>> start Raw data
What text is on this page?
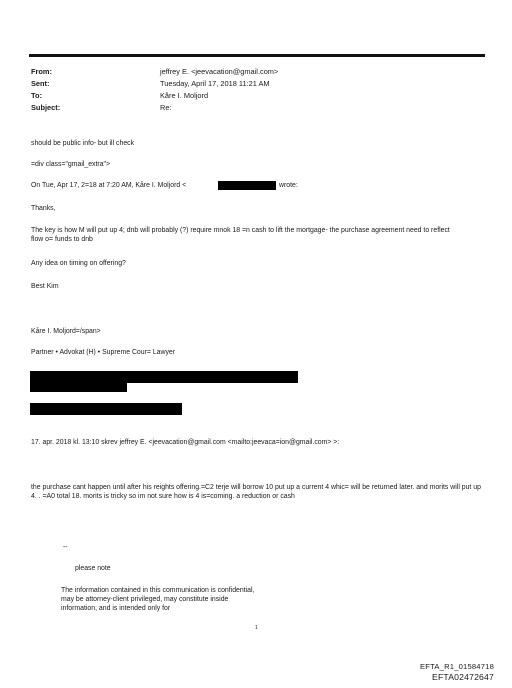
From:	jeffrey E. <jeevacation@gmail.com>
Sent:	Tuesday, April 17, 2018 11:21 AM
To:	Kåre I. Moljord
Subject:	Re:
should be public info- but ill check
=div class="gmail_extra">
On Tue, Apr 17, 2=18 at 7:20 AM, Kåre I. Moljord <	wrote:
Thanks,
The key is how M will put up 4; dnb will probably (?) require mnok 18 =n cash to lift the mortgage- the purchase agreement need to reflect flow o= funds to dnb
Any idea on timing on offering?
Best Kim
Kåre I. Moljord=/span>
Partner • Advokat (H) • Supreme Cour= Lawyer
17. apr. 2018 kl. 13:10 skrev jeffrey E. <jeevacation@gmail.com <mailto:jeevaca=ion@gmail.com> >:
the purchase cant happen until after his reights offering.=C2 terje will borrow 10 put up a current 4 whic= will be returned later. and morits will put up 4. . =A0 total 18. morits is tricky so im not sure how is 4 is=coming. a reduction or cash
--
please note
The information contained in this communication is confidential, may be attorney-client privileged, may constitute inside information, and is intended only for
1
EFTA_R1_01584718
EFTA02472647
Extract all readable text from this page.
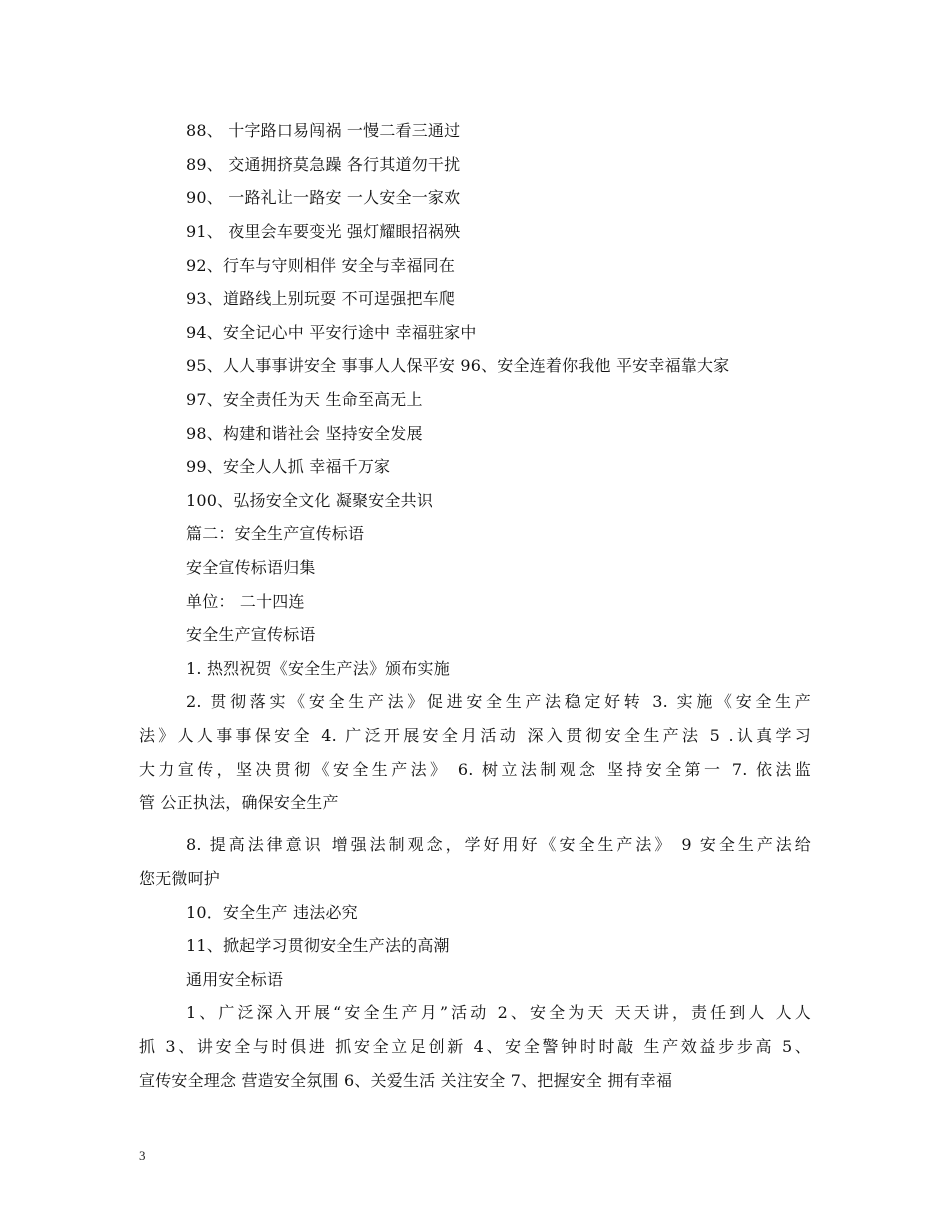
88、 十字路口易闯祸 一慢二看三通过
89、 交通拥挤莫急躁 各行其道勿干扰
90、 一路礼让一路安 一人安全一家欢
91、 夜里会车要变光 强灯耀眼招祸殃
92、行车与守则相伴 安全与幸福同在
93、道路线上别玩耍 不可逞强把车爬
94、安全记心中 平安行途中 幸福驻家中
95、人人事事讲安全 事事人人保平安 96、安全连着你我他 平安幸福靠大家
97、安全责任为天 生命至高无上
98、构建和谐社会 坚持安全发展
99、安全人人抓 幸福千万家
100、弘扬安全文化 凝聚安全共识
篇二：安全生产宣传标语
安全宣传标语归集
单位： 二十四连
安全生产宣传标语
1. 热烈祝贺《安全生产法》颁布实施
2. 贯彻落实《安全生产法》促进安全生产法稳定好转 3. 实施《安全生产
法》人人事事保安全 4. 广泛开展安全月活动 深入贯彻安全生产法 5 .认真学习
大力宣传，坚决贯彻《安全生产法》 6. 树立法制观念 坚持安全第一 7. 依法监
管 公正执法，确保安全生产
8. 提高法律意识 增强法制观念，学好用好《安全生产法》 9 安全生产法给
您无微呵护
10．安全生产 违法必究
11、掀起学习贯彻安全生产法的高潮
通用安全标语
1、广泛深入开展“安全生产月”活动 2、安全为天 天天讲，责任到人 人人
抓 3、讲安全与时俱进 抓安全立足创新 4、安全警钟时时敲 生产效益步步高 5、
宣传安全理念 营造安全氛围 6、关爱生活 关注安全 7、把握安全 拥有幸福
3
>> end Raw data
#### The exercise:
Retype each record exactly as it stands, but do not include the pictures.

#### Task output:
What text is on this page?
From:	jeffrey E. <jeevacation@gmail.com>
Sent:	Tuesday, April 17, 2018 11:21 AM
To:	Kåre I. Moljord
Subject:	Re:
should be public info- but ill check
=div class="gmail_extra">
On Tue, Apr 17, 2=18 at 7:20 AM, Kåre I. Moljord <	wrote:
Thanks,
The key is how M will put up 4; dnb will probably (?) require mnok 18 =n cash to lift the mortgage- the purchase agreement need to reflect flow o= funds to dnb
Any idea on timing on offering?
Best Kim
Kåre I. Moljord=/span>
Partner • Advokat (H) • Supreme Cour= Lawyer
17. apr. 2018 kl. 13:10 skrev jeffrey E. <jeevacation@gmail.com <mailto:jeevaca=ion@gmail.com> >:
the purchase cant happen until after his reights offering.=C2 terje will borrow 10 put up a current 4 whic= will be returned later. and morits will put up 4. . =A0 total 18. morits is tricky so im not sure how is 4 is=coming. a reduction or cash
--
please note
The information contained in this communication is confidential, may be attorney-client privileged, may constitute inside information, and is intended only for
1
EFTA_R1_01584718
EFTA02472647
Extract all readable text from this page.
88、 十字路口易闯祸 一慢二看三通过
89、 交通拥挤莫急躁 各行其道勿干扰
90、 一路礼让一路安 一人安全一家欢
91、 夜里会车要变光 强灯耀眼招祸殃
92、行车与守则相伴 安全与幸福同在
93、道路线上别玩耍 不可逞强把车爬
94、安全记心中 平安行途中 幸福驻家中
95、人人事事讲安全 事事人人保平安 96、安全连着你我他 平安幸福靠大家
97、安全责任为天 生命至高无上
98、构建和谐社会 坚持安全发展
99、安全人人抓 幸福千万家
100、弘扬安全文化 凝聚安全共识
篇二：安全生产宣传标语
安全宣传标语归集
单位： 二十四连
安全生产宣传标语
1. 热烈祝贺《安全生产法》颁布实施
2. 贯彻落实《安全生产法》促进安全生产法稳定好转 3. 实施《安全生产
法》人人事事保安全 4. 广泛开展安全月活动 深入贯彻安全生产法 5 .认真学习
大力宣传，坚决贯彻《安全生产法》 6. 树立法制观念 坚持安全第一 7. 依法监
管 公正执法，确保安全生产
8. 提高法律意识 增强法制观念，学好用好《安全生产法》 9 安全生产法给
您无微呵护
10．安全生产 违法必究
11、掀起学习贯彻安全生产法的高潮
通用安全标语
1、广泛深入开展“安全生产月”活动 2、安全为天 天天讲，责任到人 人人
抓 3、讲安全与时俱进 抓安全立足创新 4、安全警钟时时敲 生产效益步步高 5、
宣传安全理念 营造安全氛围 6、关爱生活 关注安全 7、把握安全 拥有幸福
3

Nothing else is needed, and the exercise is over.